(Given task) Transcribe the full listing exactly, and drop every picture.

(Stored items from a collection)
------------------------------------------------------------------------
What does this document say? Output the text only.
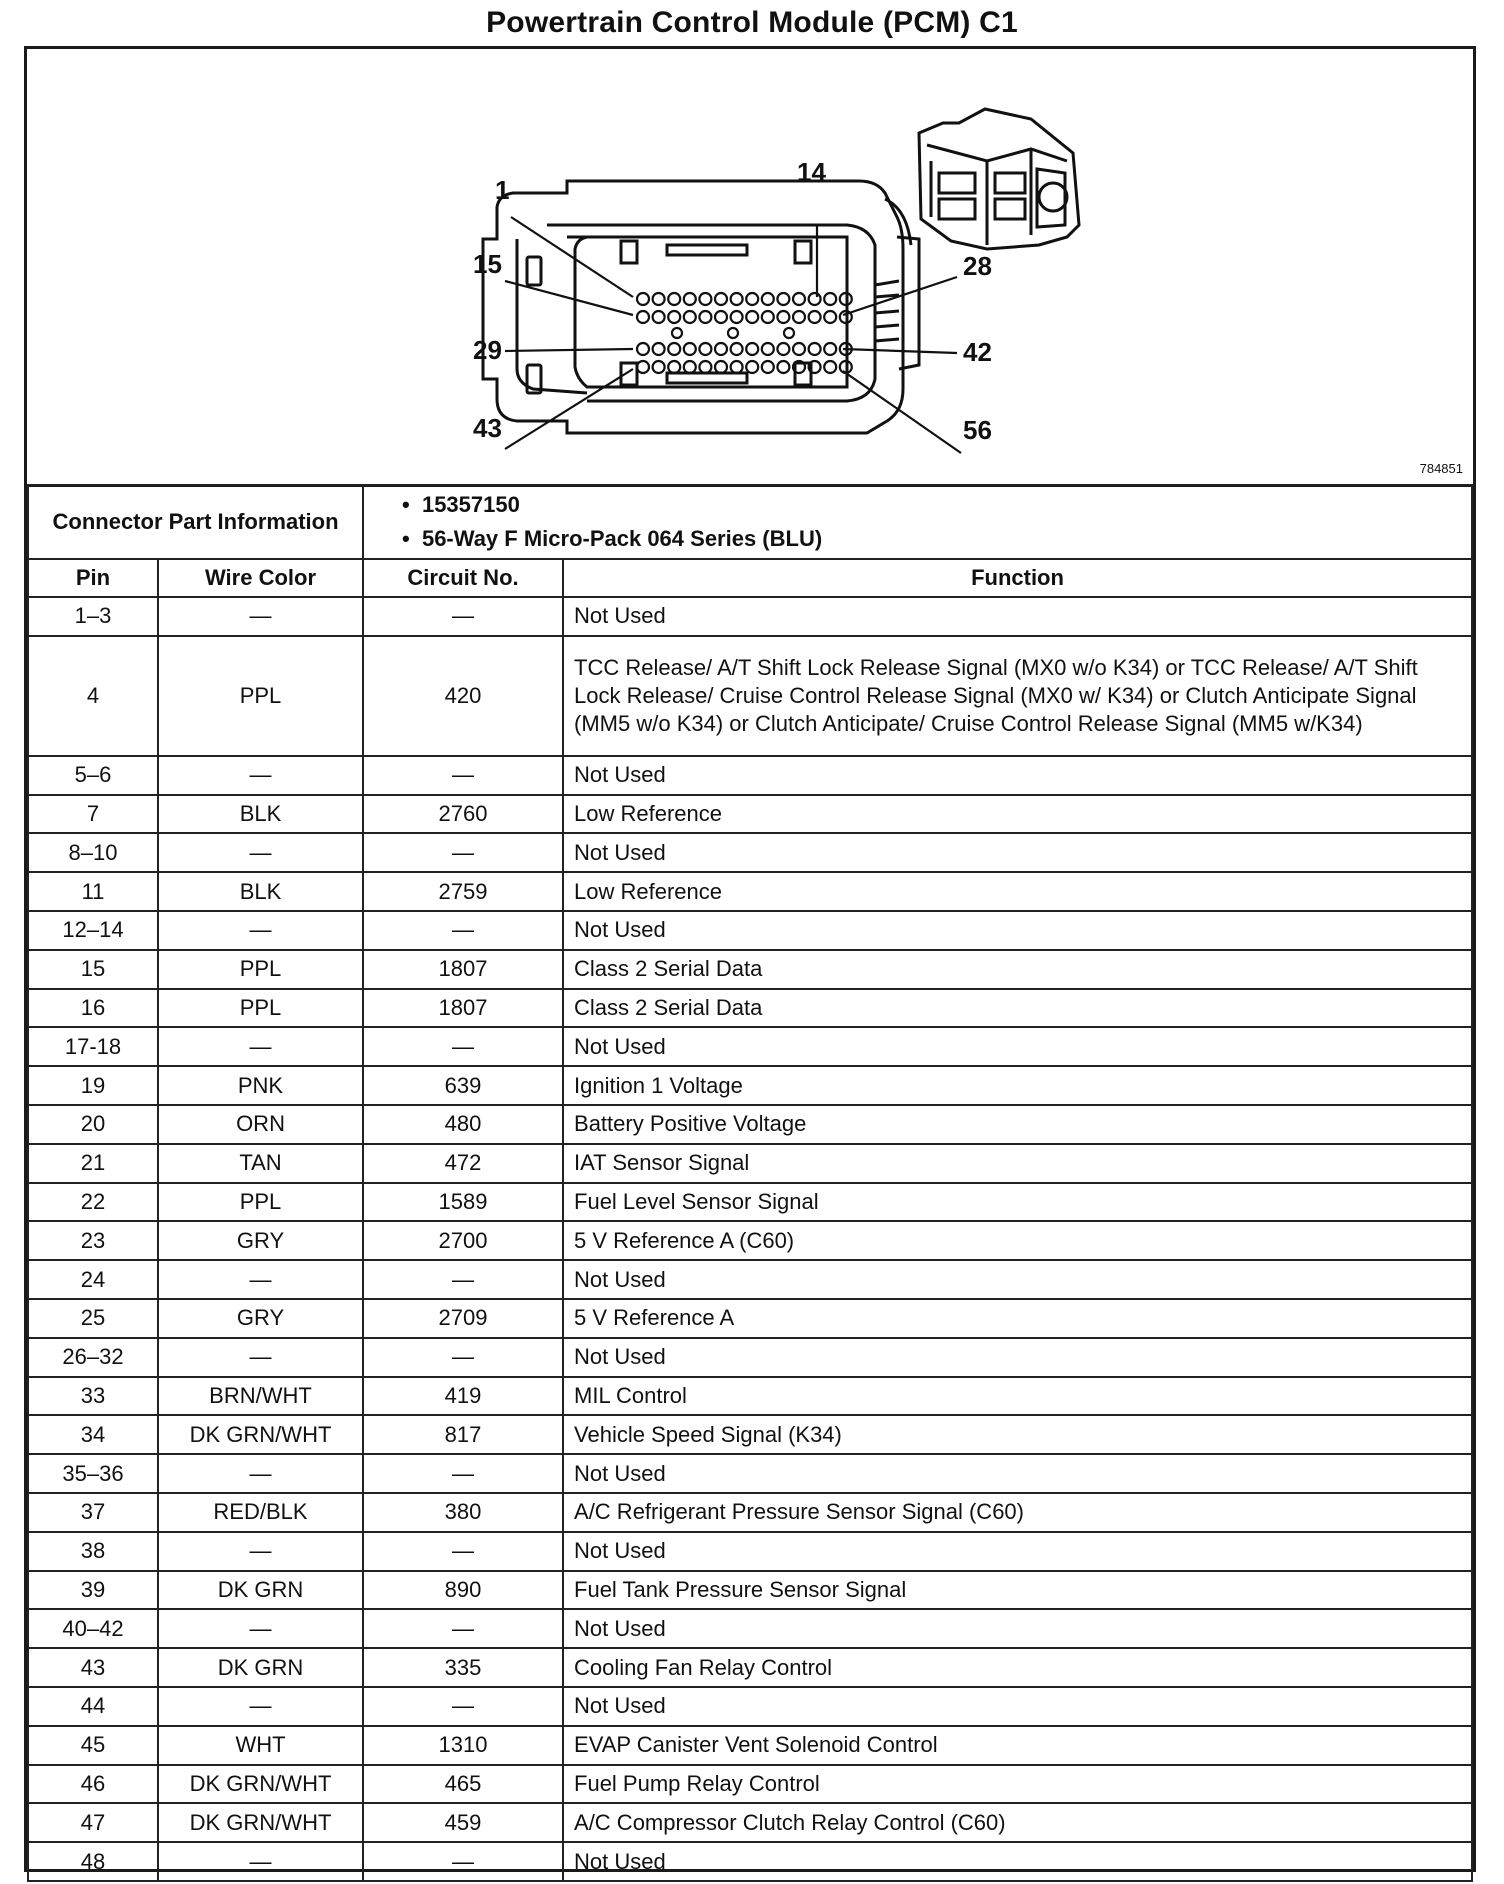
Powertrain Control Module (PCM) C1
1
14
15	28
29	42
43	56
784851
Connector Part Information		•  15357150
•  56-Way F Micro-Pack 064 Series (BLU)

Pin	Wire Color	Circuit No.	Function
1–3	—	—	Not Used
4	PPL	420	TCC Release/ A/T Shift Lock Release Signal (MX0 w/o K34) or TCC Release/ A/T Shift Lock Release/ Cruise Control Release Signal (MX0 w/ K34) or Clutch Anticipate Signal (MM5 w/o K34) or Clutch Anticipate/ Cruise Control Release Signal (MM5 w/K34)
5–6	—	—	Not Used
7	BLK	2760	Low Reference
8–10	—	—	Not Used
11	BLK	2759	Low Reference
12–14	—	—	Not Used
15	PPL	1807	Class 2 Serial Data
16	PPL	1807	Class 2 Serial Data
17-18	—	—	Not Used
19	PNK	639	Ignition 1 Voltage
20	ORN	480	Battery Positive Voltage
21	TAN	472	IAT Sensor Signal
22	PPL	1589	Fuel Level Sensor Signal
23	GRY	2700	5 V Reference A (C60)
24	—	—	Not Used
25	GRY	2709	5 V Reference A
26–32	—	—	Not Used
33	BRN/WHT	419	MIL Control
34	DK GRN/WHT	817	Vehicle Speed Signal (K34)
35–36	—	—	Not Used
37	RED/BLK	380	A/C Refrigerant Pressure Sensor Signal (C60)
38	—	—	Not Used
39	DK GRN	890	Fuel Tank Pressure Sensor Signal
40–42	—	—	Not Used
43	DK GRN	335	Cooling Fan Relay Control
44	—	—	Not Used
45	WHT	1310	EVAP Canister Vent Solenoid Control
46	DK GRN/WHT	465	Fuel Pump Relay Control
47	DK GRN/WHT	459	A/C Compressor Clutch Relay Control (C60)
48	—	—	Not Used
------------------------------------------------------------------------
(Result of the task)
What does this document say? Output the text only.
Powertrain Control Module (PCM) C1
1
14
15	28
29	42
43	56
784851
Connector Part Information		•  15357150
•  56-Way F Micro-Pack 064 Series (BLU)

Pin	Wire Color	Circuit No.	Function
1–3	—	—	Not Used
4	PPL	420	TCC Release/ A/T Shift Lock Release Signal (MX0 w/o K34) or TCC Release/ A/T Shift Lock Release/ Cruise Control Release Signal (MX0 w/ K34) or Clutch Anticipate Signal (MM5 w/o K34) or Clutch Anticipate/ Cruise Control Release Signal (MM5 w/K34)
5–6	—	—	Not Used
7	BLK	2760	Low Reference
8–10	—	—	Not Used
11	BLK	2759	Low Reference
12–14	—	—	Not Used
15	PPL	1807	Class 2 Serial Data
16	PPL	1807	Class 2 Serial Data
17-18	—	—	Not Used
19	PNK	639	Ignition 1 Voltage
20	ORN	480	Battery Positive Voltage
21	TAN	472	IAT Sensor Signal
22	PPL	1589	Fuel Level Sensor Signal
23	GRY	2700	5 V Reference A (C60)
24	—	—	Not Used
25	GRY	2709	5 V Reference A
26–32	—	—	Not Used
33	BRN/WHT	419	MIL Control
34	DK GRN/WHT	817	Vehicle Speed Signal (K34)
35–36	—	—	Not Used
37	RED/BLK	380	A/C Refrigerant Pressure Sensor Signal (C60)
38	—	—	Not Used
39	DK GRN	890	Fuel Tank Pressure Sensor Signal
40–42	—	—	Not Used
43	DK GRN	335	Cooling Fan Relay Control
44	—	—	Not Used
45	WHT	1310	EVAP Canister Vent Solenoid Control
46	DK GRN/WHT	465	Fuel Pump Relay Control
47	DK GRN/WHT	459	A/C Compressor Clutch Relay Control (C60)
48	—	—	Not Used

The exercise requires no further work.